§ **Exercise**
Gather each line containing the string "JSON" from these entries.

§ **Given data**
┌──

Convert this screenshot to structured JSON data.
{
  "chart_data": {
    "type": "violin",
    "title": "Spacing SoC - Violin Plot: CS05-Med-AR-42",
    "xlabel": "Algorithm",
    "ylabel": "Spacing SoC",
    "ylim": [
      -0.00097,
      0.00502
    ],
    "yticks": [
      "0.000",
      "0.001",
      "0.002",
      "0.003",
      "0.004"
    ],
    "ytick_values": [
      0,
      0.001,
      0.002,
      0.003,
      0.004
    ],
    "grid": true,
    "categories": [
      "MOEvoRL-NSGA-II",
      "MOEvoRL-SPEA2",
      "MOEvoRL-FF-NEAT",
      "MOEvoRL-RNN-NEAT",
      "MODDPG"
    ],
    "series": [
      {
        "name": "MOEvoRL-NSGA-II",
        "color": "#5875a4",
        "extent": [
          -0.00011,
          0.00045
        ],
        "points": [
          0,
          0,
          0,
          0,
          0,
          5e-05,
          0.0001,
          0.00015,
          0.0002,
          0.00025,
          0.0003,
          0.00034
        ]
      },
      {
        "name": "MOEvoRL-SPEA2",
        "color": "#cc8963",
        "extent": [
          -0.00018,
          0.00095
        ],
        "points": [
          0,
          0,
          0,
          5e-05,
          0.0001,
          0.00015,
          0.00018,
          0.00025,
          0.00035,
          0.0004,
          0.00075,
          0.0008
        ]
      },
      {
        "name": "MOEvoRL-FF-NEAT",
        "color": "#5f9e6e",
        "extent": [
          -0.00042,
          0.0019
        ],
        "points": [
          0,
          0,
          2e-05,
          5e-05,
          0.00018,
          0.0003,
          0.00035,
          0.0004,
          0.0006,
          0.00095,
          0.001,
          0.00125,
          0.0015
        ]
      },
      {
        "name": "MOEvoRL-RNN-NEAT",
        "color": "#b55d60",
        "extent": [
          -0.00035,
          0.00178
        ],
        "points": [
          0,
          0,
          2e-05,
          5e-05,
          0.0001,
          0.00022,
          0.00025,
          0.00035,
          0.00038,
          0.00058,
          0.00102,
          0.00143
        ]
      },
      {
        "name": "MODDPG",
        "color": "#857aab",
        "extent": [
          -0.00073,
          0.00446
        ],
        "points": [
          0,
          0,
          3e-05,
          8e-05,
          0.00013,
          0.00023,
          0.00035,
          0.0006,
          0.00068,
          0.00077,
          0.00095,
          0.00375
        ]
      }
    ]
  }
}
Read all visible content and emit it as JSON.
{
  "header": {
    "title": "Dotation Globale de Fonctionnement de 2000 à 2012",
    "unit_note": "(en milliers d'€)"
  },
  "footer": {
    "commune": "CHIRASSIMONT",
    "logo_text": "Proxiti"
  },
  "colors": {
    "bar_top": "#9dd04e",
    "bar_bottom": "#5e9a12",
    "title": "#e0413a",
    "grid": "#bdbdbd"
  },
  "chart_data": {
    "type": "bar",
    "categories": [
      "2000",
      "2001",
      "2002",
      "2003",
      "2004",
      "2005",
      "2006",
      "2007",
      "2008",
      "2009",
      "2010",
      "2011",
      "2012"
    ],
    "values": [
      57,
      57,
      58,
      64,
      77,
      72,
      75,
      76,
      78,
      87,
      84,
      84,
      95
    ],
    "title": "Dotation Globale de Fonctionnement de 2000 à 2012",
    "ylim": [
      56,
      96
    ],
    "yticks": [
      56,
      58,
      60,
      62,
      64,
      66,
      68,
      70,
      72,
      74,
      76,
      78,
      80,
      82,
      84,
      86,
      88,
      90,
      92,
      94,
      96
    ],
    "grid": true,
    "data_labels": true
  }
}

└──

§ **The solution**
Convert this screenshot to structured JSON data.
Read all visible content and emit it as JSON.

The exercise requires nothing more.